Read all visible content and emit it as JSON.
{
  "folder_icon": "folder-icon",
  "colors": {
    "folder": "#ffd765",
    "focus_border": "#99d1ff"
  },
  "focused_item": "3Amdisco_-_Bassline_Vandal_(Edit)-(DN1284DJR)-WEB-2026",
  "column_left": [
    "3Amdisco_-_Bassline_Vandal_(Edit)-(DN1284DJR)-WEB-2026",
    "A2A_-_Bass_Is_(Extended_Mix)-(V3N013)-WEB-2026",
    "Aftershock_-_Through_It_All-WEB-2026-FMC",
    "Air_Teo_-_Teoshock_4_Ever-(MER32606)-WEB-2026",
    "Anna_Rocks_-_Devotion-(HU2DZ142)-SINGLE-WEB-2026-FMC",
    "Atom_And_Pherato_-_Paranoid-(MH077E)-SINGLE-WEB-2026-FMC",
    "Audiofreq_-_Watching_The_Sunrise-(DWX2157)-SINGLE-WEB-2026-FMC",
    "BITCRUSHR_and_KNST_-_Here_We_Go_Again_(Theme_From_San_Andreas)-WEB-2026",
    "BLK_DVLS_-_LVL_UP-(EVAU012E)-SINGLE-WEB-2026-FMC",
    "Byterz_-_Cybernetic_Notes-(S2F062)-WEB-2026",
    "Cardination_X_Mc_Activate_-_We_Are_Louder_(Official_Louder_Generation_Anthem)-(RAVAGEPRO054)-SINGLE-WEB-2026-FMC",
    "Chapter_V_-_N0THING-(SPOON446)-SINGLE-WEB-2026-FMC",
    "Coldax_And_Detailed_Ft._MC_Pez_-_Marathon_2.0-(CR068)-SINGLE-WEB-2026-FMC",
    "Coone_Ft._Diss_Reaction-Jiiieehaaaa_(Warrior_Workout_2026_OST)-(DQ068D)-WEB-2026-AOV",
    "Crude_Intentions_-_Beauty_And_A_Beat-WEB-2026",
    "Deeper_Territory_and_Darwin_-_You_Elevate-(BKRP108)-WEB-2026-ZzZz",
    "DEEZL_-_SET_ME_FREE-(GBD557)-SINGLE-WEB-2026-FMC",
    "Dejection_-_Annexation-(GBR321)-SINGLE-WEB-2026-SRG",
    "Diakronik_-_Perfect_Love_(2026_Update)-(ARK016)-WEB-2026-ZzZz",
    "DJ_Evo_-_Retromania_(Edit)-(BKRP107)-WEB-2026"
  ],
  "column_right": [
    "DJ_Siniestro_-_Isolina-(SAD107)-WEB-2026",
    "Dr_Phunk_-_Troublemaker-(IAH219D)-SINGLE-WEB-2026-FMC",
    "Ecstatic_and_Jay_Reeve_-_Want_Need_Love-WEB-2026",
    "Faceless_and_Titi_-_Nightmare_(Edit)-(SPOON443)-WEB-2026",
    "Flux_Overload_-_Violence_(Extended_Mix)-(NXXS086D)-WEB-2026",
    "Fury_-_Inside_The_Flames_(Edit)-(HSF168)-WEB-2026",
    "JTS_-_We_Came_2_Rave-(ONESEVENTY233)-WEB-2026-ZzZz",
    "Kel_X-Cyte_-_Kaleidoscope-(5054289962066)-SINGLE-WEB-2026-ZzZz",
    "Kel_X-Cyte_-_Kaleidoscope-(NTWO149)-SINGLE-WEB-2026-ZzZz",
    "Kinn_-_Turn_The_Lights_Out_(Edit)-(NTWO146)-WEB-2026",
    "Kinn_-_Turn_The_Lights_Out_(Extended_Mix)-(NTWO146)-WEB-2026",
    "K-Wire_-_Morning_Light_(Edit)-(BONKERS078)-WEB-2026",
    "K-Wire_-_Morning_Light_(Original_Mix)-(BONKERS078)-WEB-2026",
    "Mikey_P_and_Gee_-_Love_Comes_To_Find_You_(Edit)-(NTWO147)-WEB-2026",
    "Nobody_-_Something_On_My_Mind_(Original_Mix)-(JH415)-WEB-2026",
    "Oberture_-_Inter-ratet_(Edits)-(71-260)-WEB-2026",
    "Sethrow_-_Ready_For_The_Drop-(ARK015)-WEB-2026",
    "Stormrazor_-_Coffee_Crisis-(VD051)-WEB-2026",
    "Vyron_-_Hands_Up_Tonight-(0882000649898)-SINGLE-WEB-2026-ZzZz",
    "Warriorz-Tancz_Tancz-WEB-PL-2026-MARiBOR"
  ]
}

_What you are asked to do_.
Transcribe every entry verbatim.

_Result of this exercise_.
Read all visible content and emit it as JSON.
{
  "folder_icon": "folder-icon",
  "colors": {
    "folder": "#ffd765",
    "focus_border": "#99d1ff"
  },
  "focused_item": "3Amdisco_-_Bassline_Vandal_(Edit)-(DN1284DJR)-WEB-2026",
  "column_left": [
    "3Amdisco_-_Bassline_Vandal_(Edit)-(DN1284DJR)-WEB-2026",
    "A2A_-_Bass_Is_(Extended_Mix)-(V3N013)-WEB-2026",
    "Aftershock_-_Through_It_All-WEB-2026-FMC",
    "Air_Teo_-_Teoshock_4_Ever-(MER32606)-WEB-2026",
    "Anna_Rocks_-_Devotion-(HU2DZ142)-SINGLE-WEB-2026-FMC",
    "Atom_And_Pherato_-_Paranoid-(MH077E)-SINGLE-WEB-2026-FMC",
    "Audiofreq_-_Watching_The_Sunrise-(DWX2157)-SINGLE-WEB-2026-FMC",
    "BITCRUSHR_and_KNST_-_Here_We_Go_Again_(Theme_From_San_Andreas)-WEB-2026",
    "BLK_DVLS_-_LVL_UP-(EVAU012E)-SINGLE-WEB-2026-FMC",
    "Byterz_-_Cybernetic_Notes-(S2F062)-WEB-2026",
    "Cardination_X_Mc_Activate_-_We_Are_Louder_(Official_Louder_Generation_Anthem)-(RAVAGEPRO054)-SINGLE-WEB-2026-FMC",
    "Chapter_V_-_N0THING-(SPOON446)-SINGLE-WEB-2026-FMC",
    "Coldax_And_Detailed_Ft._MC_Pez_-_Marathon_2.0-(CR068)-SINGLE-WEB-2026-FMC",
    "Coone_Ft._Diss_Reaction-Jiiieehaaaa_(Warrior_Workout_2026_OST)-(DQ068D)-WEB-2026-AOV",
    "Crude_Intentions_-_Beauty_And_A_Beat-WEB-2026",
    "Deeper_Territory_and_Darwin_-_You_Elevate-(BKRP108)-WEB-2026-ZzZz",
    "DEEZL_-_SET_ME_FREE-(GBD557)-SINGLE-WEB-2026-FMC",
    "Dejection_-_Annexation-(GBR321)-SINGLE-WEB-2026-SRG",
    "Diakronik_-_Perfect_Love_(2026_Update)-(ARK016)-WEB-2026-ZzZz",
    "DJ_Evo_-_Retromania_(Edit)-(BKRP107)-WEB-2026"
  ],
  "column_right": [
    "DJ_Siniestro_-_Isolina-(SAD107)-WEB-2026",
    "Dr_Phunk_-_Troublemaker-(IAH219D)-SINGLE-WEB-2026-FMC",
    "Ecstatic_and_Jay_Reeve_-_Want_Need_Love-WEB-2026",
    "Faceless_and_Titi_-_Nightmare_(Edit)-(SPOON443)-WEB-2026",
    "Flux_Overload_-_Violence_(Extended_Mix)-(NXXS086D)-WEB-2026",
    "Fury_-_Inside_The_Flames_(Edit)-(HSF168)-WEB-2026",
    "JTS_-_We_Came_2_Rave-(ONESEVENTY233)-WEB-2026-ZzZz",
    "Kel_X-Cyte_-_Kaleidoscope-(5054289962066)-SINGLE-WEB-2026-ZzZz",
    "Kel_X-Cyte_-_Kaleidoscope-(NTWO149)-SINGLE-WEB-2026-ZzZz",
    "Kinn_-_Turn_The_Lights_Out_(Edit)-(NTWO146)-WEB-2026",
    "Kinn_-_Turn_The_Lights_Out_(Extended_Mix)-(NTWO146)-WEB-2026",
    "K-Wire_-_Morning_Light_(Edit)-(BONKERS078)-WEB-2026",
    "K-Wire_-_Morning_Light_(Original_Mix)-(BONKERS078)-WEB-2026",
    "Mikey_P_and_Gee_-_Love_Comes_To_Find_You_(Edit)-(NTWO147)-WEB-2026",
    "Nobody_-_Something_On_My_Mind_(Original_Mix)-(JH415)-WEB-2026",
    "Oberture_-_Inter-ratet_(Edits)-(71-260)-WEB-2026",
    "Sethrow_-_Ready_For_The_Drop-(ARK015)-WEB-2026",
    "Stormrazor_-_Coffee_Crisis-(VD051)-WEB-2026",
    "Vyron_-_Hands_Up_Tonight-(0882000649898)-SINGLE-WEB-2026-ZzZz",
    "Warriorz-Tancz_Tancz-WEB-PL-2026-MARiBOR"
  ]
}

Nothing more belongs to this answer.